(Figure content listings)
————————

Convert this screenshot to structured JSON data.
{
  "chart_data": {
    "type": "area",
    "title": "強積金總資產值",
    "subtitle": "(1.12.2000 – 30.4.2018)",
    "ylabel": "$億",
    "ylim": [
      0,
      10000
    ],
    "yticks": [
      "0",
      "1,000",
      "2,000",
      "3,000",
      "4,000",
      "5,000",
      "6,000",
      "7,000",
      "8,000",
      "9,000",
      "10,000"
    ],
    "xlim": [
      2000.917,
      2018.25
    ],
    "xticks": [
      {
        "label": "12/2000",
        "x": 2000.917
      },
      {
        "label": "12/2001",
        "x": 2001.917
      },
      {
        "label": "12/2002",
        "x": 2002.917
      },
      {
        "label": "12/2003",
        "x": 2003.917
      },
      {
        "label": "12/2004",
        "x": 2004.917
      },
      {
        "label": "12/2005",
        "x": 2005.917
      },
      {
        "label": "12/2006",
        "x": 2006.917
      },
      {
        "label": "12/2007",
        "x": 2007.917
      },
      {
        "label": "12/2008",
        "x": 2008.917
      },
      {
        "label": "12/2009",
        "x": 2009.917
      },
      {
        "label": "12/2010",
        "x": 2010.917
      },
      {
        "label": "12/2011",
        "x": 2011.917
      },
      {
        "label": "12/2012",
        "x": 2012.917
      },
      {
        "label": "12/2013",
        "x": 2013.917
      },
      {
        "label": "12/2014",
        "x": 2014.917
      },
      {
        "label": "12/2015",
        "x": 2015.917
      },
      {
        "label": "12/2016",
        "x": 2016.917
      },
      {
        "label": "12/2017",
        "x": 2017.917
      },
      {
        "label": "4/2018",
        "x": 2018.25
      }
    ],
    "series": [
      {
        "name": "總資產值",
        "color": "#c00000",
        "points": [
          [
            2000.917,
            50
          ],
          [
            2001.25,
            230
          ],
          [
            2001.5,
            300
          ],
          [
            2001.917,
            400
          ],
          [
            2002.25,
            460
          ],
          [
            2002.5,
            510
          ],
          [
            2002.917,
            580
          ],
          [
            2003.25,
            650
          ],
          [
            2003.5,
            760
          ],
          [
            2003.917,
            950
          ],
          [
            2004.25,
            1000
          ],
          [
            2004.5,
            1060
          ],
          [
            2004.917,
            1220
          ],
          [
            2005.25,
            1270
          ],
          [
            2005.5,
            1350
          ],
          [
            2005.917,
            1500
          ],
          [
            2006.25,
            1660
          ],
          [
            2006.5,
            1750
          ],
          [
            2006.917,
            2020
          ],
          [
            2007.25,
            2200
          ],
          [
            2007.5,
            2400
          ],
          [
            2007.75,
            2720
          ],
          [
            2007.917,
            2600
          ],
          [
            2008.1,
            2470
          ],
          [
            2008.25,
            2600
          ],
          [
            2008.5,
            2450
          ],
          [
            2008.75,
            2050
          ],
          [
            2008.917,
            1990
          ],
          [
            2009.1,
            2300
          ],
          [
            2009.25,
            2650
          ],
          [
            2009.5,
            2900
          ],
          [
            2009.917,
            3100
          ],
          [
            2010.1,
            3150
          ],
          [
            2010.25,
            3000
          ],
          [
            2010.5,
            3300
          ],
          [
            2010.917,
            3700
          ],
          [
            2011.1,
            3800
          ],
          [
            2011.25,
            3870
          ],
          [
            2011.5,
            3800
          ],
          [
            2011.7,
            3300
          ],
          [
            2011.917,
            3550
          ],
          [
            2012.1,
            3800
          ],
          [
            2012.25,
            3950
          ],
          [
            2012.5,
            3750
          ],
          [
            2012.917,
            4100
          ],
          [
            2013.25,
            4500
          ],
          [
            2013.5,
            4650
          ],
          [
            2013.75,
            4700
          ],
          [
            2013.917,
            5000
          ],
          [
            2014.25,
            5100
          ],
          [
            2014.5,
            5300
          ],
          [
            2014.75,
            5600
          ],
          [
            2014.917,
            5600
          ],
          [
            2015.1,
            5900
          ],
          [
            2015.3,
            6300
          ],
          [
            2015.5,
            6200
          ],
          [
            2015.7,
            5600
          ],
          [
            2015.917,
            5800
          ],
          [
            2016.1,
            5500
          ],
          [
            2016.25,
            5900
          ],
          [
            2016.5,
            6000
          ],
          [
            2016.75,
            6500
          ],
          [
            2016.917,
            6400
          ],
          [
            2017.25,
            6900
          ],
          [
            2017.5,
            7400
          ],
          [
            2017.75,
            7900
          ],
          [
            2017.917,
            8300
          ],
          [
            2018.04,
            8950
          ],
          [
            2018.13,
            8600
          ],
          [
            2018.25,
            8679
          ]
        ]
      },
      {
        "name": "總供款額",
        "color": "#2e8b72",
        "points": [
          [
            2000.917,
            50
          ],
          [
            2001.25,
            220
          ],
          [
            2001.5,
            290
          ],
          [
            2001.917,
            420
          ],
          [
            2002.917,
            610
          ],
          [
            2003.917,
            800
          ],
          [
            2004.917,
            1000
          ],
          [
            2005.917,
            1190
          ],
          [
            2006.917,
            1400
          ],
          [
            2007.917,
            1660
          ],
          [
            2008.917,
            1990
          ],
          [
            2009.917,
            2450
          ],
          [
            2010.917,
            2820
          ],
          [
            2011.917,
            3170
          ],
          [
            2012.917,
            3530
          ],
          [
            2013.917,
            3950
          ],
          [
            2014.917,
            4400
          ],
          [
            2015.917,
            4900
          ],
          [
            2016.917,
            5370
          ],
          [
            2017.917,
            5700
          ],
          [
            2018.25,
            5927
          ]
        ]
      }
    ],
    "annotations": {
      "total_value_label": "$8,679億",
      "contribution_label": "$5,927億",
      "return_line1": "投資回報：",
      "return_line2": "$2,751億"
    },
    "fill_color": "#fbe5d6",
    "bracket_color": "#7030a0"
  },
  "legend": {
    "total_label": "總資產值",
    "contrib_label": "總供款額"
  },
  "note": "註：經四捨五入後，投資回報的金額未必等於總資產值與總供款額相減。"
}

————————

- [Given instruction]:
Copy out the full set of records precisely, leaving nothing out.

- [Problem solution]:
Convert this screenshot to structured JSON data.
{
  "chart_data": {
    "type": "area",
    "title": "強積金總資產值",
    "subtitle": "(1.12.2000 – 30.4.2018)",
    "ylabel": "$億",
    "ylim": [
      0,
      10000
    ],
    "yticks": [
      "0",
      "1,000",
      "2,000",
      "3,000",
      "4,000",
      "5,000",
      "6,000",
      "7,000",
      "8,000",
      "9,000",
      "10,000"
    ],
    "xlim": [
      2000.917,
      2018.25
    ],
    "xticks": [
      {
        "label": "12/2000",
        "x": 2000.917
      },
      {
        "label": "12/2001",
        "x": 2001.917
      },
      {
        "label": "12/2002",
        "x": 2002.917
      },
      {
        "label": "12/2003",
        "x": 2003.917
      },
      {
        "label": "12/2004",
        "x": 2004.917
      },
      {
        "label": "12/2005",
        "x": 2005.917
      },
      {
        "label": "12/2006",
        "x": 2006.917
      },
      {
        "label": "12/2007",
        "x": 2007.917
      },
      {
        "label": "12/2008",
        "x": 2008.917
      },
      {
        "label": "12/2009",
        "x": 2009.917
      },
      {
        "label": "12/2010",
        "x": 2010.917
      },
      {
        "label": "12/2011",
        "x": 2011.917
      },
      {
        "label": "12/2012",
        "x": 2012.917
      },
      {
        "label": "12/2013",
        "x": 2013.917
      },
      {
        "label": "12/2014",
        "x": 2014.917
      },
      {
        "label": "12/2015",
        "x": 2015.917
      },
      {
        "label": "12/2016",
        "x": 2016.917
      },
      {
        "label": "12/2017",
        "x": 2017.917
      },
      {
        "label": "4/2018",
        "x": 2018.25
      }
    ],
    "series": [
      {
        "name": "總資產值",
        "color": "#c00000",
        "points": [
          [
            2000.917,
            50
          ],
          [
            2001.25,
            230
          ],
          [
            2001.5,
            300
          ],
          [
            2001.917,
            400
          ],
          [
            2002.25,
            460
          ],
          [
            2002.5,
            510
          ],
          [
            2002.917,
            580
          ],
          [
            2003.25,
            650
          ],
          [
            2003.5,
            760
          ],
          [
            2003.917,
            950
          ],
          [
            2004.25,
            1000
          ],
          [
            2004.5,
            1060
          ],
          [
            2004.917,
            1220
          ],
          [
            2005.25,
            1270
          ],
          [
            2005.5,
            1350
          ],
          [
            2005.917,
            1500
          ],
          [
            2006.25,
            1660
          ],
          [
            2006.5,
            1750
          ],
          [
            2006.917,
            2020
          ],
          [
            2007.25,
            2200
          ],
          [
            2007.5,
            2400
          ],
          [
            2007.75,
            2720
          ],
          [
            2007.917,
            2600
          ],
          [
            2008.1,
            2470
          ],
          [
            2008.25,
            2600
          ],
          [
            2008.5,
            2450
          ],
          [
            2008.75,
            2050
          ],
          [
            2008.917,
            1990
          ],
          [
            2009.1,
            2300
          ],
          [
            2009.25,
            2650
          ],
          [
            2009.5,
            2900
          ],
          [
            2009.917,
            3100
          ],
          [
            2010.1,
            3150
          ],
          [
            2010.25,
            3000
          ],
          [
            2010.5,
            3300
          ],
          [
            2010.917,
            3700
          ],
          [
            2011.1,
            3800
          ],
          [
            2011.25,
            3870
          ],
          [
            2011.5,
            3800
          ],
          [
            2011.7,
            3300
          ],
          [
            2011.917,
            3550
          ],
          [
            2012.1,
            3800
          ],
          [
            2012.25,
            3950
          ],
          [
            2012.5,
            3750
          ],
          [
            2012.917,
            4100
          ],
          [
            2013.25,
            4500
          ],
          [
            2013.5,
            4650
          ],
          [
            2013.75,
            4700
          ],
          [
            2013.917,
            5000
          ],
          [
            2014.25,
            5100
          ],
          [
            2014.5,
            5300
          ],
          [
            2014.75,
            5600
          ],
          [
            2014.917,
            5600
          ],
          [
            2015.1,
            5900
          ],
          [
            2015.3,
            6300
          ],
          [
            2015.5,
            6200
          ],
          [
            2015.7,
            5600
          ],
          [
            2015.917,
            5800
          ],
          [
            2016.1,
            5500
          ],
          [
            2016.25,
            5900
          ],
          [
            2016.5,
            6000
          ],
          [
            2016.75,
            6500
          ],
          [
            2016.917,
            6400
          ],
          [
            2017.25,
            6900
          ],
          [
            2017.5,
            7400
          ],
          [
            2017.75,
            7900
          ],
          [
            2017.917,
            8300
          ],
          [
            2018.04,
            8950
          ],
          [
            2018.13,
            8600
          ],
          [
            2018.25,
            8679
          ]
        ]
      },
      {
        "name": "總供款額",
        "color": "#2e8b72",
        "points": [
          [
            2000.917,
            50
          ],
          [
            2001.25,
            220
          ],
          [
            2001.5,
            290
          ],
          [
            2001.917,
            420
          ],
          [
            2002.917,
            610
          ],
          [
            2003.917,
            800
          ],
          [
            2004.917,
            1000
          ],
          [
            2005.917,
            1190
          ],
          [
            2006.917,
            1400
          ],
          [
            2007.917,
            1660
          ],
          [
            2008.917,
            1990
          ],
          [
            2009.917,
            2450
          ],
          [
            2010.917,
            2820
          ],
          [
            2011.917,
            3170
          ],
          [
            2012.917,
            3530
          ],
          [
            2013.917,
            3950
          ],
          [
            2014.917,
            4400
          ],
          [
            2015.917,
            4900
          ],
          [
            2016.917,
            5370
          ],
          [
            2017.917,
            5700
          ],
          [
            2018.25,
            5927
          ]
        ]
      }
    ],
    "annotations": {
      "total_value_label": "$8,679億",
      "contribution_label": "$5,927億",
      "return_line1": "投資回報：",
      "return_line2": "$2,751億"
    },
    "fill_color": "#fbe5d6",
    "bracket_color": "#7030a0"
  },
  "legend": {
    "total_label": "總資產值",
    "contrib_label": "總供款額"
  },
  "note": "註：經四捨五入後，投資回報的金額未必等於總資產值與總供款額相減。"
}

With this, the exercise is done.